MATERIAL FOR THIS TASK
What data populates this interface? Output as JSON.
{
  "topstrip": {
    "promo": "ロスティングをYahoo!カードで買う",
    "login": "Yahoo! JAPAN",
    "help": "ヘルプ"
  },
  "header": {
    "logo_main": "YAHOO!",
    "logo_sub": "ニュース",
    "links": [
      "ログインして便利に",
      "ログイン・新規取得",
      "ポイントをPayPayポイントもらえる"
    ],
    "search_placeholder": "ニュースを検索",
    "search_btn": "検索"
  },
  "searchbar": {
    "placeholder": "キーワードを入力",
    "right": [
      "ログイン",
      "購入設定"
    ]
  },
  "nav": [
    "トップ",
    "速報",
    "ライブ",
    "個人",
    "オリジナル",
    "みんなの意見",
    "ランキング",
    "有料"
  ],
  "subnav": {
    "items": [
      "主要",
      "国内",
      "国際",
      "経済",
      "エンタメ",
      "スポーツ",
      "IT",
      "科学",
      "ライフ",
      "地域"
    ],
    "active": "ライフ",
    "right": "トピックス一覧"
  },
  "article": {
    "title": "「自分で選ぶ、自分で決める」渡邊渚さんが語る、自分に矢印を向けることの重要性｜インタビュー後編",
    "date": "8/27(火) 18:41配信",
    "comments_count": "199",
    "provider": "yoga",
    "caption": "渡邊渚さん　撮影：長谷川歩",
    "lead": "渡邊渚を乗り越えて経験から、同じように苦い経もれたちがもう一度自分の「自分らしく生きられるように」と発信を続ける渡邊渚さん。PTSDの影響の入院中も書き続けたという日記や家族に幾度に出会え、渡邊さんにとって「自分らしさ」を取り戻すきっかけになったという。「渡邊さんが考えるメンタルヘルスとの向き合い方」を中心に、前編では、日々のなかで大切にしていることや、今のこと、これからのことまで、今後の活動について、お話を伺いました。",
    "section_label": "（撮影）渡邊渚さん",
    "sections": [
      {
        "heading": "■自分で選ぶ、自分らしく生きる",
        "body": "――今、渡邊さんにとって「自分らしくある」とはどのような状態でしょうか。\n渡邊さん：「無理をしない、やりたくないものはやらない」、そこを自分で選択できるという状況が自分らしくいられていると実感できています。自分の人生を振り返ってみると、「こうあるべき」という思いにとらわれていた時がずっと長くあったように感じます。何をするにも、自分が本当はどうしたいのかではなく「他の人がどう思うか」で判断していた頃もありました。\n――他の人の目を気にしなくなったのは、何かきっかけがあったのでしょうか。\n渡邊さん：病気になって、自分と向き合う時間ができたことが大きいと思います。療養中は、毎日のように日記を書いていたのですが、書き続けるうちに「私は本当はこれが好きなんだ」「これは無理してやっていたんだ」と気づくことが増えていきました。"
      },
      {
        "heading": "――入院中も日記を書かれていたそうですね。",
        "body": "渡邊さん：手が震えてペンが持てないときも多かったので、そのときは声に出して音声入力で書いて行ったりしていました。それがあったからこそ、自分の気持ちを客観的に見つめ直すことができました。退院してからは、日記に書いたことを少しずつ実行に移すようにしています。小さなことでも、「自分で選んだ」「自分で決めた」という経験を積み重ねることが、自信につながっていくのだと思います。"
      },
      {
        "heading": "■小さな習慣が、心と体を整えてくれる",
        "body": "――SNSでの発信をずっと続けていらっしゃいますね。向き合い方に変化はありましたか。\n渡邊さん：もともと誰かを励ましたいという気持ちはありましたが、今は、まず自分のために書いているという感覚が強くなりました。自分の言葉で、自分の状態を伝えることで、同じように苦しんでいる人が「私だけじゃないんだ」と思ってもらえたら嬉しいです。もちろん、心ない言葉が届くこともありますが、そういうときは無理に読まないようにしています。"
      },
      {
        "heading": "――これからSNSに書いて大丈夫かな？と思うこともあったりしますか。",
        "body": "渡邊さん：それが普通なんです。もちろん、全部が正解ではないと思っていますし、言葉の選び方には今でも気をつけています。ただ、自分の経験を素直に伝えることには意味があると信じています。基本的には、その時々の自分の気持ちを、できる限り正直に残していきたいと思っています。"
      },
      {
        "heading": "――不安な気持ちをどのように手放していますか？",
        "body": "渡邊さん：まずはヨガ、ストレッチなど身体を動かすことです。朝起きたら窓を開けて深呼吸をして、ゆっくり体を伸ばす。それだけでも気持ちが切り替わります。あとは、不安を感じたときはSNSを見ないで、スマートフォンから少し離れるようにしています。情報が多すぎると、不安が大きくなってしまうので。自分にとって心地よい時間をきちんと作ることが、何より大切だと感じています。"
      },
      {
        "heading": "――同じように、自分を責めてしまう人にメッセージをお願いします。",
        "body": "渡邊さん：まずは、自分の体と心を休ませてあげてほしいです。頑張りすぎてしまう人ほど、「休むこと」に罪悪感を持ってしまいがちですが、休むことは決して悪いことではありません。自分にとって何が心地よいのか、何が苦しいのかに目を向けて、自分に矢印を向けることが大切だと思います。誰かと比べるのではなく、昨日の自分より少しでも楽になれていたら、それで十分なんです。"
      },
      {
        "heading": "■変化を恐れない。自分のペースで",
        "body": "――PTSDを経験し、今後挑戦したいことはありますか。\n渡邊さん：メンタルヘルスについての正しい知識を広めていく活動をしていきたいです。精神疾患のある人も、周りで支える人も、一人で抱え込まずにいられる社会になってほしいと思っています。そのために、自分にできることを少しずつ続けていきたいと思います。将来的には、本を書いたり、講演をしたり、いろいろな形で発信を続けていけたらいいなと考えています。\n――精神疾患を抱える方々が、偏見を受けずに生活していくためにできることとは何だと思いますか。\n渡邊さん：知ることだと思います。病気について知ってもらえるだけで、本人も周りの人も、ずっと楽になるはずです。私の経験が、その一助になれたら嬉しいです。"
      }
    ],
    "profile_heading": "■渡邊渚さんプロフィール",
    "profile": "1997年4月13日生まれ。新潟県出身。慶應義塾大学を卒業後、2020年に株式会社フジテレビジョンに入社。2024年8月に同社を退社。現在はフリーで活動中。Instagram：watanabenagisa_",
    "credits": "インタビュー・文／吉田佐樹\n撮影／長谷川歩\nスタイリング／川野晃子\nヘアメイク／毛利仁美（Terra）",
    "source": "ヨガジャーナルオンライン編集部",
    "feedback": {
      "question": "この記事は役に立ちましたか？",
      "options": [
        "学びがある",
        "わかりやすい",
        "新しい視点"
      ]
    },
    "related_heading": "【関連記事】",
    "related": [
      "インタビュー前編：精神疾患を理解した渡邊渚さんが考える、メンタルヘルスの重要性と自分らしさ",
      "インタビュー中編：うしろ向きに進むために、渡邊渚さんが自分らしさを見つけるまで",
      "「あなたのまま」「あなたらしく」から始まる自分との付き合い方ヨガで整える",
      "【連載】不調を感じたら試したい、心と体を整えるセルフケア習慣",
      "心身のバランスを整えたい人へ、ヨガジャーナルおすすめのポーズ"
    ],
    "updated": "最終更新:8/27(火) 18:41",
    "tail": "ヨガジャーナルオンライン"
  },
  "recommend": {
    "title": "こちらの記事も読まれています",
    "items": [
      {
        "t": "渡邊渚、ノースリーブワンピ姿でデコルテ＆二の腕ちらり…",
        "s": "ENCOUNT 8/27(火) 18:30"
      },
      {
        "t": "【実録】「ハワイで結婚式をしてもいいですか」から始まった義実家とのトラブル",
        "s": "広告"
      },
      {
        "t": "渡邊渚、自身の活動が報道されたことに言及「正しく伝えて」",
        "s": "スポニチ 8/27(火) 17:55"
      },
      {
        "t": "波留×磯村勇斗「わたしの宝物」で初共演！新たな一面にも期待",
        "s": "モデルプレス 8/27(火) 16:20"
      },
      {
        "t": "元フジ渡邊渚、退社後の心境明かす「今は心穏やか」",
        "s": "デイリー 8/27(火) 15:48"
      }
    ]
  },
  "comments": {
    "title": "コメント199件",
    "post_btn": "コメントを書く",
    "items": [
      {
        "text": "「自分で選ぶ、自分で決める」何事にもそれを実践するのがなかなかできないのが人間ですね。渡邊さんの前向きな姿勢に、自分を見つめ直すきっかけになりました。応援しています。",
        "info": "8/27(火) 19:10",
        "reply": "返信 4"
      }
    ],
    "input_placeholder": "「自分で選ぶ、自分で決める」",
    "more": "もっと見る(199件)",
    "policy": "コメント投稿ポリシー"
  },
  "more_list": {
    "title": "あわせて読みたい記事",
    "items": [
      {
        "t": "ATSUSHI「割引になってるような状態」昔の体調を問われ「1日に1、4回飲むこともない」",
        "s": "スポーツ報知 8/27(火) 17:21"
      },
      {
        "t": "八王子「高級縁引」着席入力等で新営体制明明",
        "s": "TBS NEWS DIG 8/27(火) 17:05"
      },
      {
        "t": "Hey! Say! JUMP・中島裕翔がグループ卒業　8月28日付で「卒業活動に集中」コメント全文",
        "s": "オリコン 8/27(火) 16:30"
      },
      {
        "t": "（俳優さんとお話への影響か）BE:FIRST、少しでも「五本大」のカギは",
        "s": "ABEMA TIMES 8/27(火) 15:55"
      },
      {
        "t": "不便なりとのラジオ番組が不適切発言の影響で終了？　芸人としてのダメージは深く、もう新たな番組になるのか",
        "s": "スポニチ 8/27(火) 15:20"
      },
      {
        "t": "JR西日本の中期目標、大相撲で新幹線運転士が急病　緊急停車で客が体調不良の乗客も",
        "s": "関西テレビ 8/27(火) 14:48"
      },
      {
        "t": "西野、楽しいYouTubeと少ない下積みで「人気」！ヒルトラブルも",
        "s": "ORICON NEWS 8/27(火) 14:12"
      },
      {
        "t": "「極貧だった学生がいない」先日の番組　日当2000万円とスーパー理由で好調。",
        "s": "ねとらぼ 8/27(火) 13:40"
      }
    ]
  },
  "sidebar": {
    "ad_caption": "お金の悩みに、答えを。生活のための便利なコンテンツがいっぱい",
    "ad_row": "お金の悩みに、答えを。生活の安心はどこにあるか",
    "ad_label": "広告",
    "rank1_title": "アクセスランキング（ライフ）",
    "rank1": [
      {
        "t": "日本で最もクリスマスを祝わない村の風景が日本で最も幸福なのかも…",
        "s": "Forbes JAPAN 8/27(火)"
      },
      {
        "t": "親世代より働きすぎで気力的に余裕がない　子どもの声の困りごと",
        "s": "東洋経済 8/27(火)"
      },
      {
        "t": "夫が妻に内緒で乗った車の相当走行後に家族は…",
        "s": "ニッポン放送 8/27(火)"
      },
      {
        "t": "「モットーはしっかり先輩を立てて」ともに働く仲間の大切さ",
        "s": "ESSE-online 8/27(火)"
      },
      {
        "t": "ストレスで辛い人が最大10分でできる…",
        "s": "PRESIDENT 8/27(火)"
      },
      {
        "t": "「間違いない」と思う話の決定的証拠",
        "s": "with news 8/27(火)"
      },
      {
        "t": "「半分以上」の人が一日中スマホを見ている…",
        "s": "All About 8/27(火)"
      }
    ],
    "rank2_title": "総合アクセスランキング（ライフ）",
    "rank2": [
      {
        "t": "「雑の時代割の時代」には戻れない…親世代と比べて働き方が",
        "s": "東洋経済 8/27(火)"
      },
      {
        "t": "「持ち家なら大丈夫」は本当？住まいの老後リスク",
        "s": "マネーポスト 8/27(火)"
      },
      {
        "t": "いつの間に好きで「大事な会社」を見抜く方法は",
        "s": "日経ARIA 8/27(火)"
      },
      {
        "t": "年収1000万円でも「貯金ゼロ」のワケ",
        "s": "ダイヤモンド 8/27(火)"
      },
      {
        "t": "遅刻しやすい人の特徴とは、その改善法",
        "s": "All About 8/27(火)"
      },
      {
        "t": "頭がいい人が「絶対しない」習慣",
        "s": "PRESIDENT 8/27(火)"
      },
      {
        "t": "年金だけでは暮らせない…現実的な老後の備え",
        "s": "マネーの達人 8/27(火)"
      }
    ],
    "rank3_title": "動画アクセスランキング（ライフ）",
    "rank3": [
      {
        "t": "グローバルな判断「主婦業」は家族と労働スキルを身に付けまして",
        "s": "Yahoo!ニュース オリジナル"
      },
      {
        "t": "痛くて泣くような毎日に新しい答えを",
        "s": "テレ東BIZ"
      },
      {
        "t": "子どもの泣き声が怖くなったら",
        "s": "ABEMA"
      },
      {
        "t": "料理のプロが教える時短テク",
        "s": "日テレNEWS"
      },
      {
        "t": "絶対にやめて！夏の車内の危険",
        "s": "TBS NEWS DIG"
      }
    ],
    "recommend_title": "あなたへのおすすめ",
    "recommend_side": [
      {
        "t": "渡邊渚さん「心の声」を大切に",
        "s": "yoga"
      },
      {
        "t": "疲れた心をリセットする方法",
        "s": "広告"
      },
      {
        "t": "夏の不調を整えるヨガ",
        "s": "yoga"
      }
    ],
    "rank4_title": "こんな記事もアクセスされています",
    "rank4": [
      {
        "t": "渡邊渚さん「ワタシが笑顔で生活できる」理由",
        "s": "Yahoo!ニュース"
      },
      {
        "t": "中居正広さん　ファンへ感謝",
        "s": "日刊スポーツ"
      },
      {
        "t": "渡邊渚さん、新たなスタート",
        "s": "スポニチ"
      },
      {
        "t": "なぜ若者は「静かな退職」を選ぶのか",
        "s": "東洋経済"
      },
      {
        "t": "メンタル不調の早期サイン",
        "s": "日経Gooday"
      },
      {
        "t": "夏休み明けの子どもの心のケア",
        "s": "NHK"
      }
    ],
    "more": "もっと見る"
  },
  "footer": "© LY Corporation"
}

INSTRUCTION
Look through the entries above and report each line where the string "長谷川歩" occurs.

SOLUTION TO THIS EXERCISE
    "caption": "渡邊渚さん　撮影：長谷川歩",
    "credits": "インタビュー・文／吉田佐樹\n撮影／長谷川歩\nスタイリング／川野晃子\nヘアメイク／毛利仁美（Terra）",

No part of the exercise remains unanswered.